Stored data entries

* begin *

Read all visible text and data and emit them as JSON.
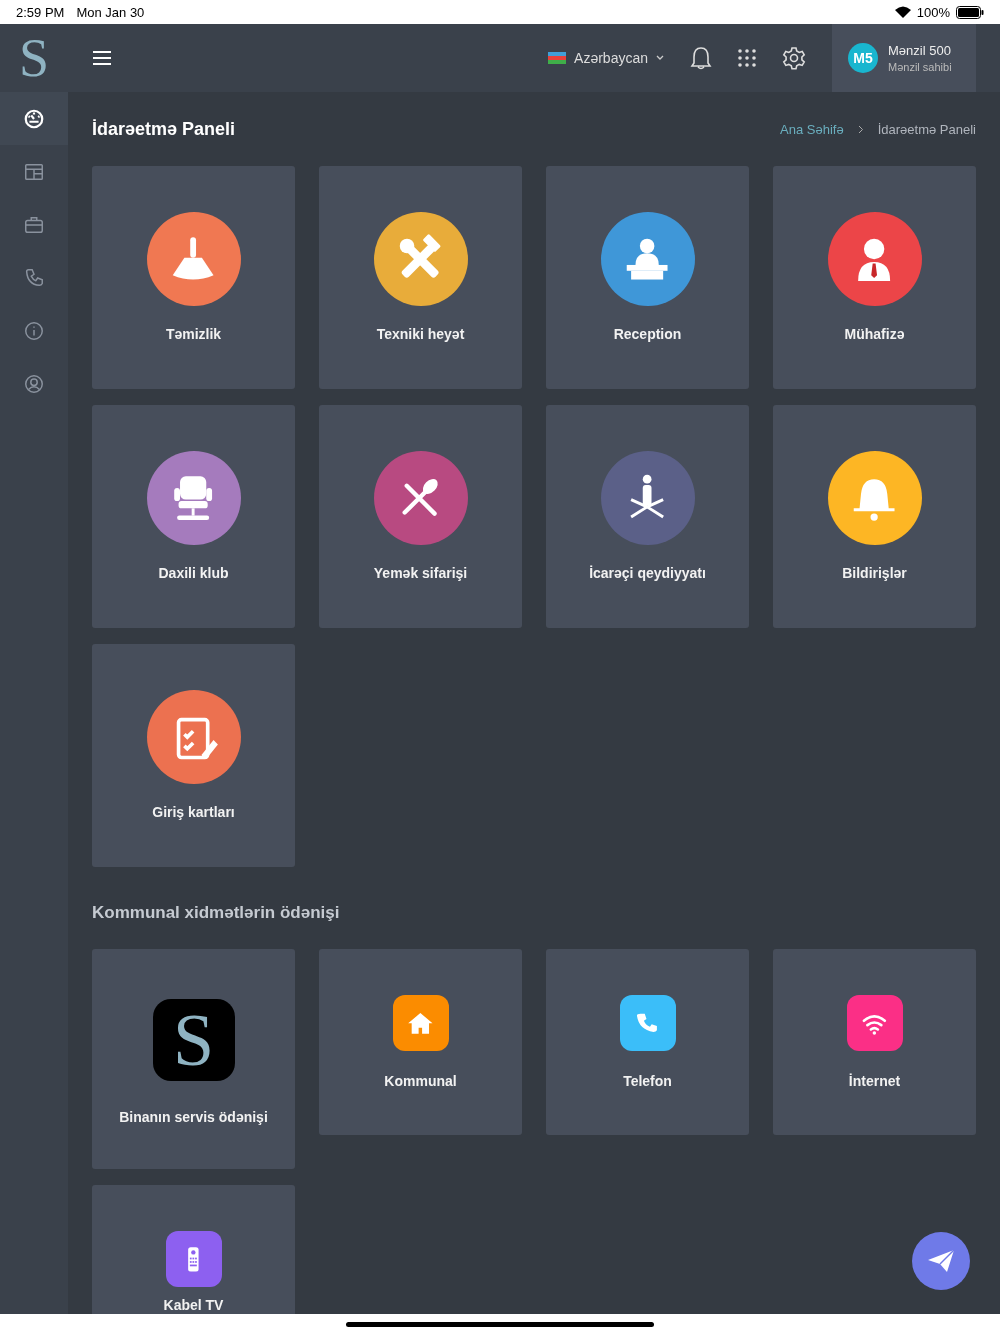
{
  "status_bar": {
    "time": "2:59 PM",
    "date": "Mon Jan 30",
    "battery": "100%"
  },
  "topbar": {
    "logo": "S",
    "language": "Azərbaycan",
    "user": {
      "initials": "M5",
      "name": "Mənzil 500",
      "role": "Mənzil sahibi"
    }
  },
  "sidebar": {
    "items": [
      {
        "kind": "dashboard",
        "selected": true
      },
      {
        "kind": "layout",
        "selected": false
      },
      {
        "kind": "briefcase",
        "selected": false
      },
      {
        "kind": "phone",
        "selected": false
      },
      {
        "kind": "info",
        "selected": false
      },
      {
        "kind": "user",
        "selected": false
      }
    ]
  },
  "page_title": "İdarəetmə Paneli",
  "breadcrumbs": [
    {
      "label": "Ana Səhifə",
      "selected": false
    },
    {
      "label": "İdarəetmə Paneli",
      "selected": true
    }
  ],
  "services": [
    {
      "label": "Təmizlik",
      "kind": "broom",
      "color": "#f07852"
    },
    {
      "label": "Texniki heyət",
      "kind": "tools",
      "color": "#e8ac3a"
    },
    {
      "label": "Reception",
      "kind": "reception",
      "color": "#3f97d8"
    },
    {
      "label": "Mühafizə",
      "kind": "guard",
      "color": "#ec4548"
    },
    {
      "label": "Daxili klub",
      "kind": "chair",
      "color": "#a57bbd"
    },
    {
      "label": "Yemək sifarişi",
      "kind": "cutlery",
      "color": "#b84a81"
    },
    {
      "label": "İcarəçi qeydiyyatı",
      "kind": "tenant",
      "color": "#5b6088"
    },
    {
      "label": "Bildirişlər",
      "kind": "bell",
      "color": "#fdb624"
    },
    {
      "label": "Giriş kartları",
      "kind": "clipboard",
      "color": "#ec7150"
    }
  ],
  "payments": {
    "title": "Kommunal xidmətlərin ödənişi",
    "items": [
      {
        "label": "Binanın servis ödənişi",
        "kind": "logo",
        "logo": "S",
        "color": "#000000"
      },
      {
        "label": "Kommunal",
        "kind": "house",
        "color": "#fb8c00"
      },
      {
        "label": "Telefon",
        "kind": "phone",
        "color": "#3bbef9"
      },
      {
        "label": "İnternet",
        "kind": "wifi",
        "color": "#fb2f86"
      },
      {
        "label": "Kabel TV",
        "kind": "remote",
        "color": "#8d60f0"
      }
    ]
  }
}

* end *

TO BE DONE
Using the records above, output their complete text exactly, minus any images.

SOLUTION TO THE EXERCISE
Read all visible text and data and emit them as JSON.
{
  "status_bar": {
    "time": "2:59 PM",
    "date": "Mon Jan 30",
    "battery": "100%"
  },
  "topbar": {
    "logo": "S",
    "language": "Azərbaycan",
    "user": {
      "initials": "M5",
      "name": "Mənzil 500",
      "role": "Mənzil sahibi"
    }
  },
  "sidebar": {
    "items": [
      {
        "kind": "dashboard",
        "selected": true
      },
      {
        "kind": "layout",
        "selected": false
      },
      {
        "kind": "briefcase",
        "selected": false
      },
      {
        "kind": "phone",
        "selected": false
      },
      {
        "kind": "info",
        "selected": false
      },
      {
        "kind": "user",
        "selected": false
      }
    ]
  },
  "page_title": "İdarəetmə Paneli",
  "breadcrumbs": [
    {
      "label": "Ana Səhifə",
      "selected": false
    },
    {
      "label": "İdarəetmə Paneli",
      "selected": true
    }
  ],
  "services": [
    {
      "label": "Təmizlik",
      "kind": "broom",
      "color": "#f07852"
    },
    {
      "label": "Texniki heyət",
      "kind": "tools",
      "color": "#e8ac3a"
    },
    {
      "label": "Reception",
      "kind": "reception",
      "color": "#3f97d8"
    },
    {
      "label": "Mühafizə",
      "kind": "guard",
      "color": "#ec4548"
    },
    {
      "label": "Daxili klub",
      "kind": "chair",
      "color": "#a57bbd"
    },
    {
      "label": "Yemək sifarişi",
      "kind": "cutlery",
      "color": "#b84a81"
    },
    {
      "label": "İcarəçi qeydiyyatı",
      "kind": "tenant",
      "color": "#5b6088"
    },
    {
      "label": "Bildirişlər",
      "kind": "bell",
      "color": "#fdb624"
    },
    {
      "label": "Giriş kartları",
      "kind": "clipboard",
      "color": "#ec7150"
    }
  ],
  "payments": {
    "title": "Kommunal xidmətlərin ödənişi",
    "items": [
      {
        "label": "Binanın servis ödənişi",
        "kind": "logo",
        "logo": "S",
        "color": "#000000"
      },
      {
        "label": "Kommunal",
        "kind": "house",
        "color": "#fb8c00"
      },
      {
        "label": "Telefon",
        "kind": "phone",
        "color": "#3bbef9"
      },
      {
        "label": "İnternet",
        "kind": "wifi",
        "color": "#fb2f86"
      },
      {
        "label": "Kabel TV",
        "kind": "remote",
        "color": "#8d60f0"
      }
    ]
  }
}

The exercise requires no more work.